THE PROBLEM: Write out all lines holding the word "ylabel".

Excerpts from a figure dataset:
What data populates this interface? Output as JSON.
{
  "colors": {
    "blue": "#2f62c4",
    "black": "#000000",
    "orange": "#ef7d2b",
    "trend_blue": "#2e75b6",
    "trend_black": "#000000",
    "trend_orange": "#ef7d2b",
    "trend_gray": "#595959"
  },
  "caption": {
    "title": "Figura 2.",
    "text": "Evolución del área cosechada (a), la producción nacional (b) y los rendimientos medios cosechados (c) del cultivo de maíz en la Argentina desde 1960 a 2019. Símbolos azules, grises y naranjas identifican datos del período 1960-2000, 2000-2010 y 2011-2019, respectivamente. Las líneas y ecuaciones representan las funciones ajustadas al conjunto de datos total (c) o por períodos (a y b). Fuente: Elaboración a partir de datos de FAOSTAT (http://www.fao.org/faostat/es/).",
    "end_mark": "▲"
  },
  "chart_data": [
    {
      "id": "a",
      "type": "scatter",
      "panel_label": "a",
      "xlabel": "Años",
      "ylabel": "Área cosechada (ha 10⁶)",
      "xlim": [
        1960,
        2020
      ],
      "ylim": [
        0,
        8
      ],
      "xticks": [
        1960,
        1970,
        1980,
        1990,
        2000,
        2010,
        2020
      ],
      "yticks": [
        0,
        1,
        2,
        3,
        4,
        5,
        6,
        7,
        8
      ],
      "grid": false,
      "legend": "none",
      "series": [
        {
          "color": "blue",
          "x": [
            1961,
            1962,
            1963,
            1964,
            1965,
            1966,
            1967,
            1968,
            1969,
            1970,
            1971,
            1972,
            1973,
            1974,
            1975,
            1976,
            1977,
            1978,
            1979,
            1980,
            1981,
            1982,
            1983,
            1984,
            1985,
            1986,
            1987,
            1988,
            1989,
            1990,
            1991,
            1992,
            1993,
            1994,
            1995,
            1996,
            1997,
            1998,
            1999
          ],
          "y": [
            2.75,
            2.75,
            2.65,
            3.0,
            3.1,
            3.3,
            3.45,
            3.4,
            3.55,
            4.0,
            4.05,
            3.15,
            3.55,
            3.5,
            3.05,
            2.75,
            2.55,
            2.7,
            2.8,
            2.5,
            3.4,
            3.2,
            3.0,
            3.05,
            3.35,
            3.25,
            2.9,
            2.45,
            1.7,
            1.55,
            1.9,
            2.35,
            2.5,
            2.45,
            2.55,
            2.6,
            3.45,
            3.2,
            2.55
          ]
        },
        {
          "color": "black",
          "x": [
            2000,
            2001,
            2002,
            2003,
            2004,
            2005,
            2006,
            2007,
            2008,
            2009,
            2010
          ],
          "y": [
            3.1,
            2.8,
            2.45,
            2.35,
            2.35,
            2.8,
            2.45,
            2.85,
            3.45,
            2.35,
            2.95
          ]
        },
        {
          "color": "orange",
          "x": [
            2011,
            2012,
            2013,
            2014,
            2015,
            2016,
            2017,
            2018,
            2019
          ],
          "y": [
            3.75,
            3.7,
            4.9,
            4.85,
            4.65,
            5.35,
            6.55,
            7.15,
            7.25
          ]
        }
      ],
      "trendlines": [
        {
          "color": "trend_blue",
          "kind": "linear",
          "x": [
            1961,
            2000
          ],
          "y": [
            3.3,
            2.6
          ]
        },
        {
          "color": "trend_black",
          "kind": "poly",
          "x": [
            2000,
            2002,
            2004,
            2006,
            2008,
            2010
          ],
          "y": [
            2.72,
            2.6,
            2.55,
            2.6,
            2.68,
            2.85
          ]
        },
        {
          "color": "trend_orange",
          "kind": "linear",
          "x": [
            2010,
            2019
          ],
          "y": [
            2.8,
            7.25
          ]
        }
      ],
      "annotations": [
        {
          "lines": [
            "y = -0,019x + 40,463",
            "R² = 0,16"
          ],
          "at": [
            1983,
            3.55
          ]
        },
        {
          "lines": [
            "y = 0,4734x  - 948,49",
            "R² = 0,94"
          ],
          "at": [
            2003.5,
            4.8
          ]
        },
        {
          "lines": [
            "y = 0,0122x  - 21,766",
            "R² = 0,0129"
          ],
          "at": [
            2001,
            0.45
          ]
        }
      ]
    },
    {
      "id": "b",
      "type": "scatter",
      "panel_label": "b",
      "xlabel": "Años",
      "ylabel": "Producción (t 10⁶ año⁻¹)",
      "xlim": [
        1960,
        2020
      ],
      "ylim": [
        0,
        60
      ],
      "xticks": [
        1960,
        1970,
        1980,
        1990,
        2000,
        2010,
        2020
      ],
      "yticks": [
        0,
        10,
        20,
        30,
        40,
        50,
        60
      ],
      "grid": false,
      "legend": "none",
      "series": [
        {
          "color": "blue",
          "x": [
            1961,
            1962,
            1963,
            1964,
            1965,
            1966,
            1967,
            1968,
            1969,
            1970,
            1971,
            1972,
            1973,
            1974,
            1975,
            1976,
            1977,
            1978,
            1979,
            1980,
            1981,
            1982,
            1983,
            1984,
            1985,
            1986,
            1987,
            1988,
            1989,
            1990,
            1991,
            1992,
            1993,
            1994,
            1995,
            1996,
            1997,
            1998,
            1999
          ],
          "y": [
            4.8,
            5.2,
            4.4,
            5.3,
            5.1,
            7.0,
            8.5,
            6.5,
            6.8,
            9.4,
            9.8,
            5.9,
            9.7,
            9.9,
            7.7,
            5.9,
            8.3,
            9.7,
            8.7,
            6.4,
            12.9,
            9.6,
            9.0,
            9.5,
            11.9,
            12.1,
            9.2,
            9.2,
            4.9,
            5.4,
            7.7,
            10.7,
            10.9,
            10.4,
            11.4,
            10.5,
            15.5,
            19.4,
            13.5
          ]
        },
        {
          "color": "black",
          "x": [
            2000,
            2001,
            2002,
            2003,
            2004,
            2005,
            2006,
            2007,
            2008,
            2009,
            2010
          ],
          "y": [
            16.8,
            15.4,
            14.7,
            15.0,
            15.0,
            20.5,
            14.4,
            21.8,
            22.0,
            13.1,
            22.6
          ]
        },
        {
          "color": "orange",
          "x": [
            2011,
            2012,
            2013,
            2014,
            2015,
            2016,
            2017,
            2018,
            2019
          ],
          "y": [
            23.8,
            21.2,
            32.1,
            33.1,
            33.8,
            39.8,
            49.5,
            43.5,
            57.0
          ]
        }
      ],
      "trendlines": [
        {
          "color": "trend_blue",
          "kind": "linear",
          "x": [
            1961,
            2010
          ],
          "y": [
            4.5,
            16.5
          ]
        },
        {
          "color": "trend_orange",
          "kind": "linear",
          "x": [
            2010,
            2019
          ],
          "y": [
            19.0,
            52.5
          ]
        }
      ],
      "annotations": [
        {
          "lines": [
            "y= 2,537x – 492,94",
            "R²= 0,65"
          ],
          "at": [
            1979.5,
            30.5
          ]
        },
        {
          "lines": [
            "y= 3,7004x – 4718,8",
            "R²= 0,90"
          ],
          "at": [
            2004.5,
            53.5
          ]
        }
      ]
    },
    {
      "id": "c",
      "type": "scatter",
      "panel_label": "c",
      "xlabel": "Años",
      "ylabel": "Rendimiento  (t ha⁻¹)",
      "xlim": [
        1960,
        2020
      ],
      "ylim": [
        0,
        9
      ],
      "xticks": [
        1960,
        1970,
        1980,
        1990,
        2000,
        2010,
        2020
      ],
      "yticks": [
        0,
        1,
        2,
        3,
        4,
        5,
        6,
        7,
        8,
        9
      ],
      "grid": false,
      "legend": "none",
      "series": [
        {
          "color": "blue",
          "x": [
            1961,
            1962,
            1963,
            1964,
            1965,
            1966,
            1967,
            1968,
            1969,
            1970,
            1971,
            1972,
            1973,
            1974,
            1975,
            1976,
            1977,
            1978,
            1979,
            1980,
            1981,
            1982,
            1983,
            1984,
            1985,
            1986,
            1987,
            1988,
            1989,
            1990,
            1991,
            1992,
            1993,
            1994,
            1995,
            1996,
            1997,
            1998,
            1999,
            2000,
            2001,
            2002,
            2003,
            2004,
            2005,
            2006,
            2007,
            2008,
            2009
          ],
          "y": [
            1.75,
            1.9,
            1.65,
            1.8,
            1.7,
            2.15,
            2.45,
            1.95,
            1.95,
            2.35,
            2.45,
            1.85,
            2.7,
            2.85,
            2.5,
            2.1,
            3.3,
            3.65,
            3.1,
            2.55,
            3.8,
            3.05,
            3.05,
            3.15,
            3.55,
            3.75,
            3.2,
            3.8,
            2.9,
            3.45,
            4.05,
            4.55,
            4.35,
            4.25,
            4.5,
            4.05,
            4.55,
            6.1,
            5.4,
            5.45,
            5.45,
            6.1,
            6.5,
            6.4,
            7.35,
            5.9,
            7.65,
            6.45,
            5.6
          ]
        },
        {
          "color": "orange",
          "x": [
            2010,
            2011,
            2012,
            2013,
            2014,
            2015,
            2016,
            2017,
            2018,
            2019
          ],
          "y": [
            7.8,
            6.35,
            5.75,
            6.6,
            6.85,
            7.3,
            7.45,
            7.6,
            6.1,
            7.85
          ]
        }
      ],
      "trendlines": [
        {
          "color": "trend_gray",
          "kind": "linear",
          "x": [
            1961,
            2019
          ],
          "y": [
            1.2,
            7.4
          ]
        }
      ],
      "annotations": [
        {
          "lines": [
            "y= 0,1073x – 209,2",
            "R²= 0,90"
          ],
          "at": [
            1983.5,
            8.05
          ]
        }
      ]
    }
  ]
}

OUTPUT BELOW:
      "ylabel": "Área cosechada (ha 10⁶)",
      "ylabel": "Producción (t 10⁶ año⁻¹)",
      "ylabel": "Rendimiento  (t ha⁻¹)",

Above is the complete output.